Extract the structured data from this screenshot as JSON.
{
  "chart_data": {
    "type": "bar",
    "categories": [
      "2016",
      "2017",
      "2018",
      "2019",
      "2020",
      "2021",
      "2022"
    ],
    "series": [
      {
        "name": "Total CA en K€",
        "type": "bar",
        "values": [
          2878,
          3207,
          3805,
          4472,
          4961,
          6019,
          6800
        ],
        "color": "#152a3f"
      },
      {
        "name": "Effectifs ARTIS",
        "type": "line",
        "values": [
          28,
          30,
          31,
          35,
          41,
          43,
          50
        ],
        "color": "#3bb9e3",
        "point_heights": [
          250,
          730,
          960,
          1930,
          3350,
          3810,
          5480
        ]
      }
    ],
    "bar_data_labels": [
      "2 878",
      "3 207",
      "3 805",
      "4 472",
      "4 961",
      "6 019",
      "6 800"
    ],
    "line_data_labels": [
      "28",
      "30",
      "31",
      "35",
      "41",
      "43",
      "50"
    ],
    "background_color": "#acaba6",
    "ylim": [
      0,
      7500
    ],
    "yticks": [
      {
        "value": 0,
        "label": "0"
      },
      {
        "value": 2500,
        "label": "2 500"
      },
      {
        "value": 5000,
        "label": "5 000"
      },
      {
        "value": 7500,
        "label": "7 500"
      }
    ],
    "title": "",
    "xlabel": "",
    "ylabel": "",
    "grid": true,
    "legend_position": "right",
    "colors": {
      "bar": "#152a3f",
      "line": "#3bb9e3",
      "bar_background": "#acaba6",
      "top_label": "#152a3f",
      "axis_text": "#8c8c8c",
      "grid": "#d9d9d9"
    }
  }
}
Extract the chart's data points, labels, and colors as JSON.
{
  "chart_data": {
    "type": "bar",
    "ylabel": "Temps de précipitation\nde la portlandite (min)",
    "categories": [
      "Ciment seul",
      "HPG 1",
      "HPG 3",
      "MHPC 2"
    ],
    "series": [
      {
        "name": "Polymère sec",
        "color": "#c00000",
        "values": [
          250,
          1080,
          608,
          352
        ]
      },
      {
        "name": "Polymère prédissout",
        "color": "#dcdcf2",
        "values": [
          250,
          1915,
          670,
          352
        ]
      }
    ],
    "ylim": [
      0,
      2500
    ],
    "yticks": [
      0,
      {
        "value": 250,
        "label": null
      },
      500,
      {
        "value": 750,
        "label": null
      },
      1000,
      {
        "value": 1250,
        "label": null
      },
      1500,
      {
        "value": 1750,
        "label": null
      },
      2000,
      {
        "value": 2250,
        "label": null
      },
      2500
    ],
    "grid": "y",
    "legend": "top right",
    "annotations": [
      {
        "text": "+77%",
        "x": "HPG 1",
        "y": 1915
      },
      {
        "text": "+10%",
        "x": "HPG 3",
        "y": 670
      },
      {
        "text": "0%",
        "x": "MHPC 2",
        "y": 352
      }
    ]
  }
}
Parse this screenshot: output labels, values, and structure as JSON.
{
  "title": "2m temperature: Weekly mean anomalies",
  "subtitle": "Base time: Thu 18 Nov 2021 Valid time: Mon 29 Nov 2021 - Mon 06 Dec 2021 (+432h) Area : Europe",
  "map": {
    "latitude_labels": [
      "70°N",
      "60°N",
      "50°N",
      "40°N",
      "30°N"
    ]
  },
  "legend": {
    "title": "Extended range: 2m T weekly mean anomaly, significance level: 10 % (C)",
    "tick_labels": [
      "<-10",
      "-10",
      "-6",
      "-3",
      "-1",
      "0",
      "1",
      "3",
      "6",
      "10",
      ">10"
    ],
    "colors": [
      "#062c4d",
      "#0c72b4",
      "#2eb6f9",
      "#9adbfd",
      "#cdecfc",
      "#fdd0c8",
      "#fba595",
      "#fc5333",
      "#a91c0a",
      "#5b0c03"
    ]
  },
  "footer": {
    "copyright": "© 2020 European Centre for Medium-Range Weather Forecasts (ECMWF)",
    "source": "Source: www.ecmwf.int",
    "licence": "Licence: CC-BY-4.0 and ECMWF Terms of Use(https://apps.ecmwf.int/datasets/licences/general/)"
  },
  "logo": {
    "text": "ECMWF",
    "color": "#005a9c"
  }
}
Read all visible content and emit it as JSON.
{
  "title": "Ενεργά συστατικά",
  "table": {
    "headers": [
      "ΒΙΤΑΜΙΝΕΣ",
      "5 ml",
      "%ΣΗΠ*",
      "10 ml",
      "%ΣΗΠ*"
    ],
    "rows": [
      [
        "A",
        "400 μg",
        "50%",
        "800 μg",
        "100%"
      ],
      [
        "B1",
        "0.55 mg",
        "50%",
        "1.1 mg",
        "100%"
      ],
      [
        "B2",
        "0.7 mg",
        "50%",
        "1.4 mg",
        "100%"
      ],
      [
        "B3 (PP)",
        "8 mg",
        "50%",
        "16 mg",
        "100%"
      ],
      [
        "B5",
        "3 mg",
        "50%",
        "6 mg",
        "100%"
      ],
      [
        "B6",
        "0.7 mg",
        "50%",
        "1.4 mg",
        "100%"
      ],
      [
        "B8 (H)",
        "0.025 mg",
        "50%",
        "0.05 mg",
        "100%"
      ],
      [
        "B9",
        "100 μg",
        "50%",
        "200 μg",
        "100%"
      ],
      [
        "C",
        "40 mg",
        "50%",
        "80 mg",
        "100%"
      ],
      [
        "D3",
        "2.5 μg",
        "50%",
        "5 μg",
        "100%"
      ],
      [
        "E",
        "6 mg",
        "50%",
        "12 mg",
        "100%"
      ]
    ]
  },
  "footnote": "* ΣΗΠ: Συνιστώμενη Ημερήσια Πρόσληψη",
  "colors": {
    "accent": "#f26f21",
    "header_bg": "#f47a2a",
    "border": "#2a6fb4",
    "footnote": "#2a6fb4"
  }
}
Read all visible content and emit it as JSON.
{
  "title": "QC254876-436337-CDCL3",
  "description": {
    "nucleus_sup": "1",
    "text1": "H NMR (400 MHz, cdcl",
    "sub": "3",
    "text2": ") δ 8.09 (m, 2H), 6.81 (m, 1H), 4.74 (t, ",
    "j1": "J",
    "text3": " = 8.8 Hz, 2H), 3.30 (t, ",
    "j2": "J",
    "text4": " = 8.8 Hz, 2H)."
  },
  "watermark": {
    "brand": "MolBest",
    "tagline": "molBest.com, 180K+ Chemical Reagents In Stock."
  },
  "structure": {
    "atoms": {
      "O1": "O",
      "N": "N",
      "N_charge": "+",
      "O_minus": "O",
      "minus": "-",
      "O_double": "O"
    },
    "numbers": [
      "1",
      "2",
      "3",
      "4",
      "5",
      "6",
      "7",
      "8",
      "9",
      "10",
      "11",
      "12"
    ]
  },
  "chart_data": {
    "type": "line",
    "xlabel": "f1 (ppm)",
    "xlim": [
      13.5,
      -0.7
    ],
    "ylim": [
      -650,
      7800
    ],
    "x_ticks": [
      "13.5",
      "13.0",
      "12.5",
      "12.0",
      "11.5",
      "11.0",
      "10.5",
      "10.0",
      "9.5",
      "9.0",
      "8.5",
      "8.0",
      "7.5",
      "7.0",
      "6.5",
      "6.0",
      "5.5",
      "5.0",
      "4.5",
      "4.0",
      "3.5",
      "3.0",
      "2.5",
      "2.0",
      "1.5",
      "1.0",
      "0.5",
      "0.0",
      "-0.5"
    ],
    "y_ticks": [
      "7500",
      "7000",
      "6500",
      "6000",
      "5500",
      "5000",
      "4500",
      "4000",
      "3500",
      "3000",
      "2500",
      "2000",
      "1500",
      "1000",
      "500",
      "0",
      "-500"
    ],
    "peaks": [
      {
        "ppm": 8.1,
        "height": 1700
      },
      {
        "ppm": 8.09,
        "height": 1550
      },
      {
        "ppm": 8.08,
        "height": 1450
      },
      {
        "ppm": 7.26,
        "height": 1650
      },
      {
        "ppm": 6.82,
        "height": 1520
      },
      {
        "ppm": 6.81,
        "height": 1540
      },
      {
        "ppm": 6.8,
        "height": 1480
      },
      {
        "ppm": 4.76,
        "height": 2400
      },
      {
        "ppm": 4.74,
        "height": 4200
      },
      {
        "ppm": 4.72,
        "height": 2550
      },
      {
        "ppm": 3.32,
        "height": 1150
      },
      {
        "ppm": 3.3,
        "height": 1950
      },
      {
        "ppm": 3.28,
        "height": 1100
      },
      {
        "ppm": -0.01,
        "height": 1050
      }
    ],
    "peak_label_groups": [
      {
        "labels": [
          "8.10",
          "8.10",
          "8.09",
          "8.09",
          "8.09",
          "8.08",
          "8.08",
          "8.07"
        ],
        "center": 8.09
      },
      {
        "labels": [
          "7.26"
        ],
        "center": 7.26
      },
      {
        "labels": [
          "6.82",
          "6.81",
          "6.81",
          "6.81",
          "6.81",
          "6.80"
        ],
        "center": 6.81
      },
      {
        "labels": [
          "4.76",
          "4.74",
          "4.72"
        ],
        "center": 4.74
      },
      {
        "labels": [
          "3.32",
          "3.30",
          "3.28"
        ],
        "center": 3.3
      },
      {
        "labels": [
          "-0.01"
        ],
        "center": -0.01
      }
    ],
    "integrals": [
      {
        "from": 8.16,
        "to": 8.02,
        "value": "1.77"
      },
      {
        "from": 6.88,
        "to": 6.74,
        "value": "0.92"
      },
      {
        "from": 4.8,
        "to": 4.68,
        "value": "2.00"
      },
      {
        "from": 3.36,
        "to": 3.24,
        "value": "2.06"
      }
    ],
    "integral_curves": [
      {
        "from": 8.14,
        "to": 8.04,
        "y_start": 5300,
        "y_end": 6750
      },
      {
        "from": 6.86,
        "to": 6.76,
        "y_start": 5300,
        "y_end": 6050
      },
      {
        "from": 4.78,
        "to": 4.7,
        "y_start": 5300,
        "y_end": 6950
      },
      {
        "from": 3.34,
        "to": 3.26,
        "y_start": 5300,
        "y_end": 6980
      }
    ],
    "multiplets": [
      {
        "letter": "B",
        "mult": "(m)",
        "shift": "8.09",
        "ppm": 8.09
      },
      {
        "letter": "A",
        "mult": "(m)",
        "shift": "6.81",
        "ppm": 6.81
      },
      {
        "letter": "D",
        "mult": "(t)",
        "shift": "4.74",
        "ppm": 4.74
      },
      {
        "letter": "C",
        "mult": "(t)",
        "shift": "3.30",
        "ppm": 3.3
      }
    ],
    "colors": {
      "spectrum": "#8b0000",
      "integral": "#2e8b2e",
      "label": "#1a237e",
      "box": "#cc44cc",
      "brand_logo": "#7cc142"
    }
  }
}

SET TASK
Search the data for "Extract" and list every line in which it occurs.

ANSWER
Extract the structured data from this screenshot as JSON.
Extract the chart's data points, labels, and colors as JSON.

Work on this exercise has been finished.